### Exercise details
Your answer should be a single number: the count of lines holding the word "page".

[begin Data for this task]

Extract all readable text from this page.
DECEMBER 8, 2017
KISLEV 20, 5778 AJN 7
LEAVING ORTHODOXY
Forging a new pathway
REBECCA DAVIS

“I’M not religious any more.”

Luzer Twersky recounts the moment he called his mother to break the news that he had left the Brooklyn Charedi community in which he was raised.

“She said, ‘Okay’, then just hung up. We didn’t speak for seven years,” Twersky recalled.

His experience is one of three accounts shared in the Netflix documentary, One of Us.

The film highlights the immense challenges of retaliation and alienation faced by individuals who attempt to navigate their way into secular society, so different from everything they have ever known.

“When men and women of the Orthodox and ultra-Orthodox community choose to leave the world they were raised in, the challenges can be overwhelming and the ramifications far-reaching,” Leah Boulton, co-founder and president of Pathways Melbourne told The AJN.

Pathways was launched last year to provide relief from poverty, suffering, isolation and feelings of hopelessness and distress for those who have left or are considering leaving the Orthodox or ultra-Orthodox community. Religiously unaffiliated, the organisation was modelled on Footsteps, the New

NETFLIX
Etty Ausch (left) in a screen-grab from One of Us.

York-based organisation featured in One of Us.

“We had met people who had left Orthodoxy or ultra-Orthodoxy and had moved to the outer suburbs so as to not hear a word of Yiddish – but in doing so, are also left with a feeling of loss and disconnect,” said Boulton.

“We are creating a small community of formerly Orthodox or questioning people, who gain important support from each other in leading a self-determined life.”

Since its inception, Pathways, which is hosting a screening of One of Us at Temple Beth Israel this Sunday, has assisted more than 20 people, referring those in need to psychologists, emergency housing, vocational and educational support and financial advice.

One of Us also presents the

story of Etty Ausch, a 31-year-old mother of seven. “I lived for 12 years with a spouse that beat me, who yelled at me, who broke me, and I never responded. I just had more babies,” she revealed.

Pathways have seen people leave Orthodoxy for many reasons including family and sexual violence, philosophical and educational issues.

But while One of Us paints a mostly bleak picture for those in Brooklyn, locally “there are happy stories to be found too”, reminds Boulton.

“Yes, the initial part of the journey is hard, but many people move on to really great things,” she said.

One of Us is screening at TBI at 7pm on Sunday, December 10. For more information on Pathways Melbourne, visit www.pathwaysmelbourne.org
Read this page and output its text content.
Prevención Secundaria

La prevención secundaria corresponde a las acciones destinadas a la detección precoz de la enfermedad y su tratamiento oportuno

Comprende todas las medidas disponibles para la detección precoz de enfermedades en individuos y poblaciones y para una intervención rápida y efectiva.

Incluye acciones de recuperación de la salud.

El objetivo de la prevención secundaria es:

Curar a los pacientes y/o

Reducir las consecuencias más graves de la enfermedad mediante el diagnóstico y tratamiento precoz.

[end Data for this task]

### Output for this task
2